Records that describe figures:
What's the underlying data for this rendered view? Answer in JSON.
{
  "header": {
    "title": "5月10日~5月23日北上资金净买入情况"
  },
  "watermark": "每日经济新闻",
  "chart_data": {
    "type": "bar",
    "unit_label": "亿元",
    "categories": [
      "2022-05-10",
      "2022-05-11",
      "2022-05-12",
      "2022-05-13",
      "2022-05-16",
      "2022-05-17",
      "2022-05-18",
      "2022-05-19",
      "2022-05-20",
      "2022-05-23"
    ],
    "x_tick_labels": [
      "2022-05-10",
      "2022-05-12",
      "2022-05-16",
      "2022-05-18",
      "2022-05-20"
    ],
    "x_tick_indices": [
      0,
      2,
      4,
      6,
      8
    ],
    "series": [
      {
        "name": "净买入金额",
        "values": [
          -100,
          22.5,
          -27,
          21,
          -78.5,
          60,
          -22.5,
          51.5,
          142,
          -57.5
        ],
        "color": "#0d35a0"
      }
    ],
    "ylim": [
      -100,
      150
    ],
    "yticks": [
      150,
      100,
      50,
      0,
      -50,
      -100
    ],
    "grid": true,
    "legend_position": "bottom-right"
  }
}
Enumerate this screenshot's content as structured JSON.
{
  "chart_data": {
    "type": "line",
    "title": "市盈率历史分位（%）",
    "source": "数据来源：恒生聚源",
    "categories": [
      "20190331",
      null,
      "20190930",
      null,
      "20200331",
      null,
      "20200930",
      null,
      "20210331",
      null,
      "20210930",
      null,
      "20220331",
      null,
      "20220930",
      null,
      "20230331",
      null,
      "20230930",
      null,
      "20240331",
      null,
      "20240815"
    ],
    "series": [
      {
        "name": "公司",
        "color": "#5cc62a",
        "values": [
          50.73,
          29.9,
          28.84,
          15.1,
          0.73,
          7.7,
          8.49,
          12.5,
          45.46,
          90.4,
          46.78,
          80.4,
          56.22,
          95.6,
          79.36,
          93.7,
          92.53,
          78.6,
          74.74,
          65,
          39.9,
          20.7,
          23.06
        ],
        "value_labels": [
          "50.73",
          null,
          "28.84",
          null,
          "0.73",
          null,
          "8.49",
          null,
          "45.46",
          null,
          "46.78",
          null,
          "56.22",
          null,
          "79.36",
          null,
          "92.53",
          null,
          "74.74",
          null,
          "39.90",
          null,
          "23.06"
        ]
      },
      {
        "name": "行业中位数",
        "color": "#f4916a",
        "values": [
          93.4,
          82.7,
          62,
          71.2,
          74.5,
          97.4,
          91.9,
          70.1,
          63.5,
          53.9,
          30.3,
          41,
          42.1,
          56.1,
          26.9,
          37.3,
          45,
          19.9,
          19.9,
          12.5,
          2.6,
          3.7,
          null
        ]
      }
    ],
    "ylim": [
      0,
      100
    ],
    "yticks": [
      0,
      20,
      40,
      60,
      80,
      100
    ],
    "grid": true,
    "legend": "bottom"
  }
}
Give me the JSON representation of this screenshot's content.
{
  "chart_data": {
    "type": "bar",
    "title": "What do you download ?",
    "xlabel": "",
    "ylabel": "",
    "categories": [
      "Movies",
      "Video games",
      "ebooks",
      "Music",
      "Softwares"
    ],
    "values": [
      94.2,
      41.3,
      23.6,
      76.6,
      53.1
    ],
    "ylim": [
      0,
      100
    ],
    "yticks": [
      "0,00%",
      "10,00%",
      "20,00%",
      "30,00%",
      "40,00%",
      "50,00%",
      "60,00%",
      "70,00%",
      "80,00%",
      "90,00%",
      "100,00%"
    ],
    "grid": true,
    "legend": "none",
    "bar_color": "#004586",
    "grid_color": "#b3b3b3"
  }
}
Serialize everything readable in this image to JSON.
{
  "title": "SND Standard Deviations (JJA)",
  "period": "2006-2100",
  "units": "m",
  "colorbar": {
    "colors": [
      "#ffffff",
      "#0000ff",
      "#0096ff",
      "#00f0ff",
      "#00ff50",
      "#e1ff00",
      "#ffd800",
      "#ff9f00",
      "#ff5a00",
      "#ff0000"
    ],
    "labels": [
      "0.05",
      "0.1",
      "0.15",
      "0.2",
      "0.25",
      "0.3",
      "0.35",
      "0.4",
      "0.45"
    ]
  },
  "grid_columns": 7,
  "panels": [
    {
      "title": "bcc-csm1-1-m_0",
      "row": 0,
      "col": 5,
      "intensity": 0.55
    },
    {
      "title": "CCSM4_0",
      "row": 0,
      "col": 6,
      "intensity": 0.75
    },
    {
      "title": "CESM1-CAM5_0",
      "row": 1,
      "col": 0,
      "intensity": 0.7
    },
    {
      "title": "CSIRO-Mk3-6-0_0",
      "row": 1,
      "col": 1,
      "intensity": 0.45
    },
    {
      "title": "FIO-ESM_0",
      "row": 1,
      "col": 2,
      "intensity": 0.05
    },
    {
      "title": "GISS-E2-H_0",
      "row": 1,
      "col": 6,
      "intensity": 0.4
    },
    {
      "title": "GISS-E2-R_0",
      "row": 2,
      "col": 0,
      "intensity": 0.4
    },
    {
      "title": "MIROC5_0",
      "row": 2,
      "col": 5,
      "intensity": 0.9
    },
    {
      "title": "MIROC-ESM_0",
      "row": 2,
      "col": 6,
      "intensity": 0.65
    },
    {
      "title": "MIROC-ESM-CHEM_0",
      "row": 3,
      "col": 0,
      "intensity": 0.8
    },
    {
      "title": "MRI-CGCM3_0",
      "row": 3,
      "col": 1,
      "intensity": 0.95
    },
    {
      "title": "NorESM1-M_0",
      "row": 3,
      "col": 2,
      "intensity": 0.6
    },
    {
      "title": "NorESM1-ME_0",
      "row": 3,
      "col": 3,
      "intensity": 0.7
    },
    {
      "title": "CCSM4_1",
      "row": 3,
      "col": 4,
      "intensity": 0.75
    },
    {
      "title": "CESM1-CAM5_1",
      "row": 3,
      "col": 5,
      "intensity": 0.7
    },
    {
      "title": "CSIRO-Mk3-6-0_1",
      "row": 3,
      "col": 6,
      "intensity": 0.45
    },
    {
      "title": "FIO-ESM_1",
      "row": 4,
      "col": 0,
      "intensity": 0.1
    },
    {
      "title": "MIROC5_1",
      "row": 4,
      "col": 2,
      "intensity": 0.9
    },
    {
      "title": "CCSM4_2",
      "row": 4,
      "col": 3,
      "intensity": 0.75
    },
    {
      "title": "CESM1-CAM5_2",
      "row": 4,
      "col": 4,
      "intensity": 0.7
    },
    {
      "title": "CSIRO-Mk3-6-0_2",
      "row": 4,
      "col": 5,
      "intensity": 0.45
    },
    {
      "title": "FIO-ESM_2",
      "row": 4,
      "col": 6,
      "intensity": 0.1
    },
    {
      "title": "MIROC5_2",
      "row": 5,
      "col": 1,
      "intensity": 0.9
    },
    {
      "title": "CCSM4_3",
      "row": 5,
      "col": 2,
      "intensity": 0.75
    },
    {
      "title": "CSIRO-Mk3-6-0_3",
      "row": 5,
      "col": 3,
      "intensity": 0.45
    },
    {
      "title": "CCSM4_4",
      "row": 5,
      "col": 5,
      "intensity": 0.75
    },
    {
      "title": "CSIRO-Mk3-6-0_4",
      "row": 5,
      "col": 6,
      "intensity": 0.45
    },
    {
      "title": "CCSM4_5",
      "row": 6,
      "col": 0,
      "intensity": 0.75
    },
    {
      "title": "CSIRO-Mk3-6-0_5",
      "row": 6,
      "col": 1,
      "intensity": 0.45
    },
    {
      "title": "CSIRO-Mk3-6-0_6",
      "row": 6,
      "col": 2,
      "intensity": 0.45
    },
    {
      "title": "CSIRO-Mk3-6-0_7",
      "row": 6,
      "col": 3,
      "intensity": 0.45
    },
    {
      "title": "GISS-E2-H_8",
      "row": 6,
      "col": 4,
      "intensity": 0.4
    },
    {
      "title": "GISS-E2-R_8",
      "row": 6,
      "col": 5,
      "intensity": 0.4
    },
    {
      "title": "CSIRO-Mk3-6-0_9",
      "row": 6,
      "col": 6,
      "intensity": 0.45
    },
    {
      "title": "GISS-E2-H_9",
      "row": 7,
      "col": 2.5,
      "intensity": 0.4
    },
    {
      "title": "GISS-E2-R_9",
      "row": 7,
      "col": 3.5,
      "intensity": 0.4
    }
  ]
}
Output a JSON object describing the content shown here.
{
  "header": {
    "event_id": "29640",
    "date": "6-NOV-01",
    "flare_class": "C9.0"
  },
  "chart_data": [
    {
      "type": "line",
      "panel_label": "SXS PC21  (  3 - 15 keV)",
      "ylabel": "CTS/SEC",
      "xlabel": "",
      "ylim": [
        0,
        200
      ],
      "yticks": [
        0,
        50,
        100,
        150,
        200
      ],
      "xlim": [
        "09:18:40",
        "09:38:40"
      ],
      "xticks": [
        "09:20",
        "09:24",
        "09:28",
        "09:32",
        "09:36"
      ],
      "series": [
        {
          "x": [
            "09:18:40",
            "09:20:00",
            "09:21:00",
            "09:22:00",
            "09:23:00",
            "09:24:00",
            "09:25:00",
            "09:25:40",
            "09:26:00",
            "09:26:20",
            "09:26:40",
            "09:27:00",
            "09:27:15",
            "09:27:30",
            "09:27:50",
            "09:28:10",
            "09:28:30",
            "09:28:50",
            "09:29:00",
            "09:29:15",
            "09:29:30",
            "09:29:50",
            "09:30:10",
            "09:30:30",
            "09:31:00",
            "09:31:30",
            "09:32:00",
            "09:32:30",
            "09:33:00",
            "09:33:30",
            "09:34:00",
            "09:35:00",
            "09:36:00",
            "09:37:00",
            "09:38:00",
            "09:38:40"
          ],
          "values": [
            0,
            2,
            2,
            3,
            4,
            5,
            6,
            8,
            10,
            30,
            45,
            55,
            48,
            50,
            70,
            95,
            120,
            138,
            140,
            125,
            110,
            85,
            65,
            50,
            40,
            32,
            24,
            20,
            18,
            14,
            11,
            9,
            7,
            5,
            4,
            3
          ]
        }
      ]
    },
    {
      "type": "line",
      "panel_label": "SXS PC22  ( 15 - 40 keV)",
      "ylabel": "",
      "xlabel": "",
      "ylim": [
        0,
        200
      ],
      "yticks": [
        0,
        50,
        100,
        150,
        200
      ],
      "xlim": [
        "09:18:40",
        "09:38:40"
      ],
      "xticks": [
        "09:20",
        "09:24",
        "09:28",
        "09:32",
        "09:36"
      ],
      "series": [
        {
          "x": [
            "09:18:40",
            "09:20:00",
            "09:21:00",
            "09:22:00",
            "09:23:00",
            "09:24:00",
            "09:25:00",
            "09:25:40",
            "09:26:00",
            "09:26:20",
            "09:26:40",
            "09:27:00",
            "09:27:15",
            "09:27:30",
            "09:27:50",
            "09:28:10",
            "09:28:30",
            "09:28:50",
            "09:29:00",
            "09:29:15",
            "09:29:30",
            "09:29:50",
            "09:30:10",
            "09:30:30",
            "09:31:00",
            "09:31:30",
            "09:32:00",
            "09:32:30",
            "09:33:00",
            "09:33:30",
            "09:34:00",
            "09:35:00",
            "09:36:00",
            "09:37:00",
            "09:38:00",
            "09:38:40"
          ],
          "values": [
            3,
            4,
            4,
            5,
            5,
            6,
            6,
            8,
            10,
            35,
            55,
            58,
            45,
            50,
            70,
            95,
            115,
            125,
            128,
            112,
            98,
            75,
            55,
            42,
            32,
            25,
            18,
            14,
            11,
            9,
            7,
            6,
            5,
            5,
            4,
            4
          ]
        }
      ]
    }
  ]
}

* _AIM OF THE TASK_
Count every line bearing the word "CSIRO"; report the total only.

* _SOLUTION FOR THIS EXERCISE_
9